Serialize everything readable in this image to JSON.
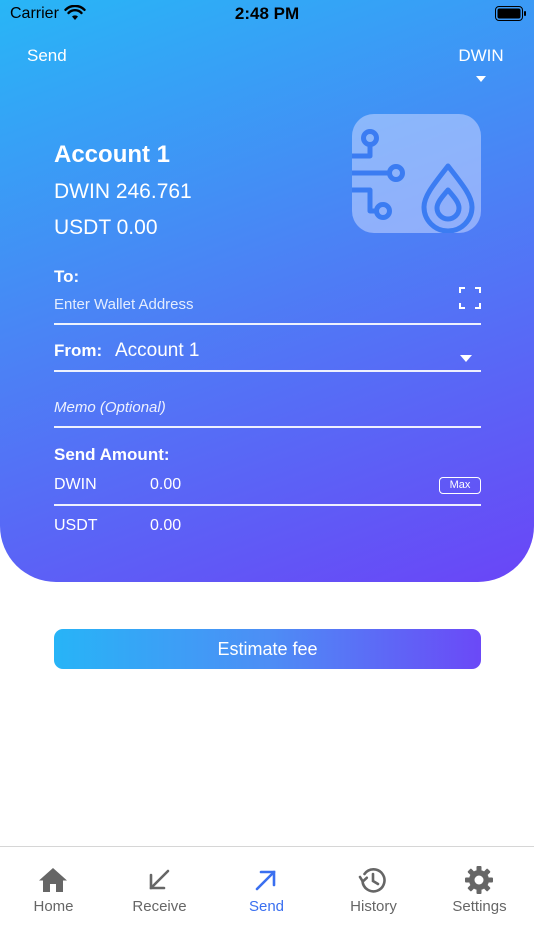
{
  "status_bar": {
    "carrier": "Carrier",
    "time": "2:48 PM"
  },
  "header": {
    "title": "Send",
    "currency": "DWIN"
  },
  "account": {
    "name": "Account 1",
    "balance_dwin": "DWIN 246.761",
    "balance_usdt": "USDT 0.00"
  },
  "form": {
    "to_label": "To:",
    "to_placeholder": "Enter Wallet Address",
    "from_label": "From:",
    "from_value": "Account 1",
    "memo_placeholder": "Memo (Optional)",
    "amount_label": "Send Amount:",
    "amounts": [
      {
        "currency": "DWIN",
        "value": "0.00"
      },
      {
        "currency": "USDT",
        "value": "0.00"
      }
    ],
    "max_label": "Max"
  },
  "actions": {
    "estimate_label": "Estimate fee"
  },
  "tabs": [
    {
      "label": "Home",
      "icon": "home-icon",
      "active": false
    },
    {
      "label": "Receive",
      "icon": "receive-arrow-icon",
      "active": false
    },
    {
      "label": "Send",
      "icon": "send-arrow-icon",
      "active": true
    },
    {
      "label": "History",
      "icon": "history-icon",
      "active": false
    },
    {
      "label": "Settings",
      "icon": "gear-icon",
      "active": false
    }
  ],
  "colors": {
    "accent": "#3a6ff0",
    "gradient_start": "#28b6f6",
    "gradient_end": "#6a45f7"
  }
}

Task details:
Leave out the pictures and copy the rest of the material above exactly.

Solution to this exercise:
Serialize everything readable in this image to JSON.
{
  "status_bar": {
    "carrier": "Carrier",
    "time": "2:48 PM"
  },
  "header": {
    "title": "Send",
    "currency": "DWIN"
  },
  "account": {
    "name": "Account 1",
    "balance_dwin": "DWIN 246.761",
    "balance_usdt": "USDT 0.00"
  },
  "form": {
    "to_label": "To:",
    "to_placeholder": "Enter Wallet Address",
    "from_label": "From:",
    "from_value": "Account 1",
    "memo_placeholder": "Memo (Optional)",
    "amount_label": "Send Amount:",
    "amounts": [
      {
        "currency": "DWIN",
        "value": "0.00"
      },
      {
        "currency": "USDT",
        "value": "0.00"
      }
    ],
    "max_label": "Max"
  },
  "actions": {
    "estimate_label": "Estimate fee"
  },
  "tabs": [
    {
      "label": "Home",
      "icon": "home-icon",
      "active": false
    },
    {
      "label": "Receive",
      "icon": "receive-arrow-icon",
      "active": false
    },
    {
      "label": "Send",
      "icon": "send-arrow-icon",
      "active": true
    },
    {
      "label": "History",
      "icon": "history-icon",
      "active": false
    },
    {
      "label": "Settings",
      "icon": "gear-icon",
      "active": false
    }
  ],
  "colors": {
    "accent": "#3a6ff0",
    "gradient_start": "#28b6f6",
    "gradient_end": "#6a45f7"
  }
}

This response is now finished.